- **What to do**: Render the material again word for word, skipping the pictures in it.

* begin *

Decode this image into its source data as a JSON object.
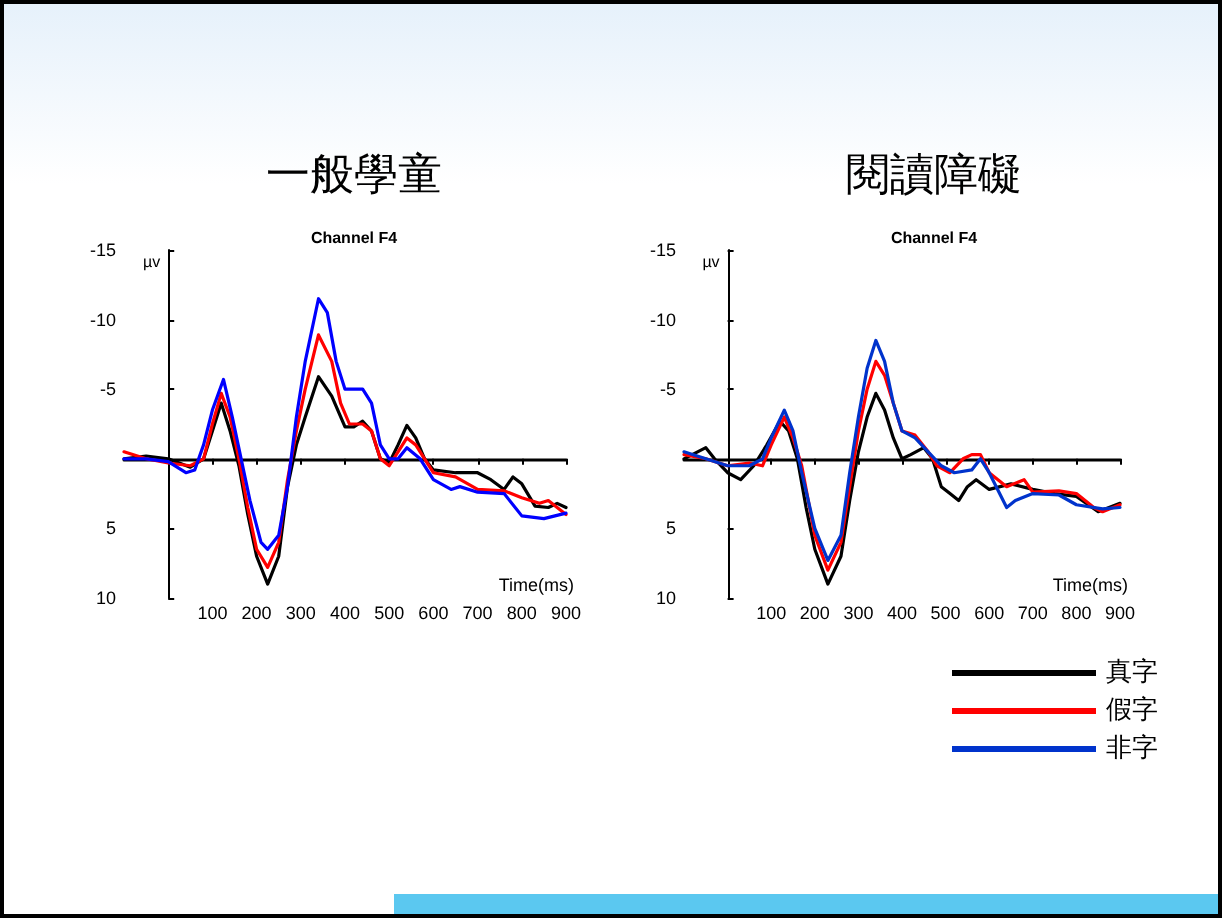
{
  "chart_data": [
    {
      "type": "line",
      "title": "一般學童",
      "subtitle": "Channel F4",
      "xlabel": "Time(ms)",
      "ylabel": "µv",
      "xlim": [
        -100,
        900
      ],
      "xticks": [
        100,
        200,
        300,
        400,
        500,
        600,
        700,
        800,
        900
      ],
      "ylim": [
        10,
        -15
      ],
      "yticks": [
        -15,
        -10,
        -5,
        5,
        10
      ],
      "marker": "none",
      "line_style": "solid",
      "legend": false,
      "series": [
        {
          "color": "#000000",
          "x": [
            -100,
            -50,
            0,
            50,
            80,
            100,
            120,
            140,
            160,
            180,
            200,
            225,
            250,
            270,
            290,
            310,
            340,
            370,
            400,
            420,
            440,
            460,
            480,
            500,
            520,
            540,
            560,
            580,
            600,
            650,
            700,
            730,
            760,
            780,
            800,
            830,
            860,
            880,
            900
          ],
          "values": [
            0,
            -0.2,
            0,
            0.6,
            0,
            -2,
            -4,
            -2,
            0.5,
            4,
            7,
            9,
            7,
            2,
            -1,
            -3,
            -5.9,
            -4.5,
            -2.3,
            -2.3,
            -2.7,
            -2,
            0,
            0.3,
            -1,
            -2.4,
            -1.5,
            0,
            0.8,
            1,
            1,
            1.5,
            2.2,
            1.3,
            1.8,
            3.4,
            3.5,
            3.2,
            3.5
          ]
        },
        {
          "color": "#ff0000",
          "x": [
            -100,
            -50,
            0,
            50,
            80,
            100,
            120,
            140,
            160,
            180,
            200,
            225,
            250,
            270,
            290,
            310,
            340,
            370,
            390,
            410,
            440,
            460,
            480,
            500,
            520,
            540,
            560,
            580,
            600,
            650,
            700,
            760,
            800,
            840,
            860,
            880,
            900
          ],
          "values": [
            -0.5,
            0,
            0.3,
            0.5,
            0,
            -2.5,
            -4.7,
            -3,
            0,
            3.5,
            6.5,
            7.8,
            6,
            1.5,
            -2,
            -5,
            -8.9,
            -7,
            -4,
            -2.5,
            -2.5,
            -2,
            0,
            0.5,
            -0.5,
            -1.5,
            -1,
            0,
            1,
            1.3,
            2.2,
            2.3,
            2.8,
            3.2,
            3,
            3.5,
            4
          ]
        },
        {
          "color": "#0000ff",
          "x": [
            -100,
            -50,
            0,
            40,
            60,
            80,
            100,
            125,
            145,
            165,
            185,
            210,
            225,
            250,
            270,
            290,
            310,
            340,
            360,
            380,
            400,
            420,
            440,
            460,
            480,
            500,
            520,
            540,
            570,
            600,
            640,
            660,
            700,
            760,
            800,
            850,
            900
          ],
          "values": [
            0,
            0,
            0.2,
            1,
            0.8,
            -1,
            -3.5,
            -5.7,
            -3,
            0,
            3,
            6,
            6.5,
            5.5,
            2,
            -3,
            -7,
            -11.5,
            -10.5,
            -7,
            -5,
            -5,
            -5,
            -4,
            -1,
            0,
            0,
            -0.8,
            0,
            1.5,
            2.2,
            2,
            2.4,
            2.5,
            4.1,
            4.3,
            3.9
          ]
        }
      ]
    },
    {
      "type": "line",
      "title": "閱讀障礙",
      "subtitle": "Channel F4",
      "xlabel": "Time(ms)",
      "ylabel": "µv",
      "xlim": [
        -100,
        900
      ],
      "xticks": [
        100,
        200,
        300,
        400,
        500,
        600,
        700,
        800,
        900
      ],
      "ylim": [
        10,
        -15
      ],
      "yticks": [
        -15,
        -10,
        -5,
        5,
        10
      ],
      "marker": "none",
      "line_style": "solid",
      "legend": "bottom right",
      "series": [
        {
          "name": "真字",
          "color": "#000000",
          "x": [
            -100,
            -50,
            -30,
            0,
            30,
            60,
            90,
            120,
            140,
            160,
            180,
            200,
            230,
            260,
            280,
            300,
            320,
            340,
            360,
            380,
            400,
            420,
            450,
            470,
            490,
            510,
            530,
            550,
            570,
            600,
            650,
            700,
            750,
            800,
            850,
            900
          ],
          "values": [
            0,
            -0.8,
            0,
            1,
            1.5,
            0.5,
            -1,
            -2.7,
            -2,
            0,
            3.5,
            6.5,
            9,
            7,
            3,
            -0.5,
            -3,
            -4.7,
            -3.5,
            -1.5,
            0,
            -0.3,
            -0.8,
            0,
            2,
            2.5,
            3,
            2,
            1.5,
            2.2,
            1.8,
            2.2,
            2.5,
            2.7,
            3.8,
            3.2
          ]
        },
        {
          "name": "假字",
          "color": "#ff0000",
          "x": [
            -100,
            -50,
            0,
            50,
            80,
            100,
            130,
            150,
            170,
            200,
            230,
            260,
            280,
            300,
            320,
            340,
            360,
            380,
            400,
            430,
            460,
            480,
            510,
            540,
            560,
            580,
            600,
            640,
            680,
            700,
            760,
            800,
            840,
            860,
            900
          ],
          "values": [
            -0.3,
            0,
            0.5,
            0.3,
            0.5,
            -1,
            -3,
            -1.5,
            0.5,
            5.5,
            8,
            6,
            2,
            -2,
            -5,
            -7,
            -6,
            -4,
            -2,
            -1.7,
            -0.5,
            0.5,
            1,
            0,
            -0.3,
            -0.3,
            1,
            2,
            1.5,
            2.4,
            2.3,
            2.5,
            3.5,
            3.8,
            3.3
          ]
        },
        {
          "name": "非字",
          "color": "#0033cc",
          "x": [
            -100,
            -50,
            0,
            50,
            80,
            100,
            130,
            150,
            170,
            200,
            230,
            260,
            280,
            300,
            320,
            340,
            360,
            380,
            400,
            430,
            460,
            490,
            520,
            560,
            580,
            600,
            640,
            660,
            700,
            760,
            800,
            860,
            900
          ],
          "values": [
            -0.5,
            0,
            0.5,
            0.5,
            0,
            -1.5,
            -3.5,
            -2,
            1,
            5,
            7.3,
            5.5,
            1,
            -3,
            -6.5,
            -8.5,
            -7,
            -4,
            -2,
            -1.5,
            -0.5,
            0.5,
            1,
            0.8,
            0,
            1,
            3.5,
            3,
            2.5,
            2.6,
            3.3,
            3.6,
            3.5
          ]
        }
      ]
    }
  ]
}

* end *

- **Task solution**:
Decode this image into its source data as a JSON object.
{
  "chart_data": [
    {
      "type": "line",
      "title": "一般學童",
      "subtitle": "Channel F4",
      "xlabel": "Time(ms)",
      "ylabel": "µv",
      "xlim": [
        -100,
        900
      ],
      "xticks": [
        100,
        200,
        300,
        400,
        500,
        600,
        700,
        800,
        900
      ],
      "ylim": [
        10,
        -15
      ],
      "yticks": [
        -15,
        -10,
        -5,
        5,
        10
      ],
      "marker": "none",
      "line_style": "solid",
      "legend": false,
      "series": [
        {
          "color": "#000000",
          "x": [
            -100,
            -50,
            0,
            50,
            80,
            100,
            120,
            140,
            160,
            180,
            200,
            225,
            250,
            270,
            290,
            310,
            340,
            370,
            400,
            420,
            440,
            460,
            480,
            500,
            520,
            540,
            560,
            580,
            600,
            650,
            700,
            730,
            760,
            780,
            800,
            830,
            860,
            880,
            900
          ],
          "values": [
            0,
            -0.2,
            0,
            0.6,
            0,
            -2,
            -4,
            -2,
            0.5,
            4,
            7,
            9,
            7,
            2,
            -1,
            -3,
            -5.9,
            -4.5,
            -2.3,
            -2.3,
            -2.7,
            -2,
            0,
            0.3,
            -1,
            -2.4,
            -1.5,
            0,
            0.8,
            1,
            1,
            1.5,
            2.2,
            1.3,
            1.8,
            3.4,
            3.5,
            3.2,
            3.5
          ]
        },
        {
          "color": "#ff0000",
          "x": [
            -100,
            -50,
            0,
            50,
            80,
            100,
            120,
            140,
            160,
            180,
            200,
            225,
            250,
            270,
            290,
            310,
            340,
            370,
            390,
            410,
            440,
            460,
            480,
            500,
            520,
            540,
            560,
            580,
            600,
            650,
            700,
            760,
            800,
            840,
            860,
            880,
            900
          ],
          "values": [
            -0.5,
            0,
            0.3,
            0.5,
            0,
            -2.5,
            -4.7,
            -3,
            0,
            3.5,
            6.5,
            7.8,
            6,
            1.5,
            -2,
            -5,
            -8.9,
            -7,
            -4,
            -2.5,
            -2.5,
            -2,
            0,
            0.5,
            -0.5,
            -1.5,
            -1,
            0,
            1,
            1.3,
            2.2,
            2.3,
            2.8,
            3.2,
            3,
            3.5,
            4
          ]
        },
        {
          "color": "#0000ff",
          "x": [
            -100,
            -50,
            0,
            40,
            60,
            80,
            100,
            125,
            145,
            165,
            185,
            210,
            225,
            250,
            270,
            290,
            310,
            340,
            360,
            380,
            400,
            420,
            440,
            460,
            480,
            500,
            520,
            540,
            570,
            600,
            640,
            660,
            700,
            760,
            800,
            850,
            900
          ],
          "values": [
            0,
            0,
            0.2,
            1,
            0.8,
            -1,
            -3.5,
            -5.7,
            -3,
            0,
            3,
            6,
            6.5,
            5.5,
            2,
            -3,
            -7,
            -11.5,
            -10.5,
            -7,
            -5,
            -5,
            -5,
            -4,
            -1,
            0,
            0,
            -0.8,
            0,
            1.5,
            2.2,
            2,
            2.4,
            2.5,
            4.1,
            4.3,
            3.9
          ]
        }
      ]
    },
    {
      "type": "line",
      "title": "閱讀障礙",
      "subtitle": "Channel F4",
      "xlabel": "Time(ms)",
      "ylabel": "µv",
      "xlim": [
        -100,
        900
      ],
      "xticks": [
        100,
        200,
        300,
        400,
        500,
        600,
        700,
        800,
        900
      ],
      "ylim": [
        10,
        -15
      ],
      "yticks": [
        -15,
        -10,
        -5,
        5,
        10
      ],
      "marker": "none",
      "line_style": "solid",
      "legend": "bottom right",
      "series": [
        {
          "name": "真字",
          "color": "#000000",
          "x": [
            -100,
            -50,
            -30,
            0,
            30,
            60,
            90,
            120,
            140,
            160,
            180,
            200,
            230,
            260,
            280,
            300,
            320,
            340,
            360,
            380,
            400,
            420,
            450,
            470,
            490,
            510,
            530,
            550,
            570,
            600,
            650,
            700,
            750,
            800,
            850,
            900
          ],
          "values": [
            0,
            -0.8,
            0,
            1,
            1.5,
            0.5,
            -1,
            -2.7,
            -2,
            0,
            3.5,
            6.5,
            9,
            7,
            3,
            -0.5,
            -3,
            -4.7,
            -3.5,
            -1.5,
            0,
            -0.3,
            -0.8,
            0,
            2,
            2.5,
            3,
            2,
            1.5,
            2.2,
            1.8,
            2.2,
            2.5,
            2.7,
            3.8,
            3.2
          ]
        },
        {
          "name": "假字",
          "color": "#ff0000",
          "x": [
            -100,
            -50,
            0,
            50,
            80,
            100,
            130,
            150,
            170,
            200,
            230,
            260,
            280,
            300,
            320,
            340,
            360,
            380,
            400,
            430,
            460,
            480,
            510,
            540,
            560,
            580,
            600,
            640,
            680,
            700,
            760,
            800,
            840,
            860,
            900
          ],
          "values": [
            -0.3,
            0,
            0.5,
            0.3,
            0.5,
            -1,
            -3,
            -1.5,
            0.5,
            5.5,
            8,
            6,
            2,
            -2,
            -5,
            -7,
            -6,
            -4,
            -2,
            -1.7,
            -0.5,
            0.5,
            1,
            0,
            -0.3,
            -0.3,
            1,
            2,
            1.5,
            2.4,
            2.3,
            2.5,
            3.5,
            3.8,
            3.3
          ]
        },
        {
          "name": "非字",
          "color": "#0033cc",
          "x": [
            -100,
            -50,
            0,
            50,
            80,
            100,
            130,
            150,
            170,
            200,
            230,
            260,
            280,
            300,
            320,
            340,
            360,
            380,
            400,
            430,
            460,
            490,
            520,
            560,
            580,
            600,
            640,
            660,
            700,
            760,
            800,
            860,
            900
          ],
          "values": [
            -0.5,
            0,
            0.5,
            0.5,
            0,
            -1.5,
            -3.5,
            -2,
            1,
            5,
            7.3,
            5.5,
            1,
            -3,
            -6.5,
            -8.5,
            -7,
            -4,
            -2,
            -1.5,
            -0.5,
            0.5,
            1,
            0.8,
            0,
            1,
            3.5,
            3,
            2.5,
            2.6,
            3.3,
            3.6,
            3.5
          ]
        }
      ]
    }
  ]
}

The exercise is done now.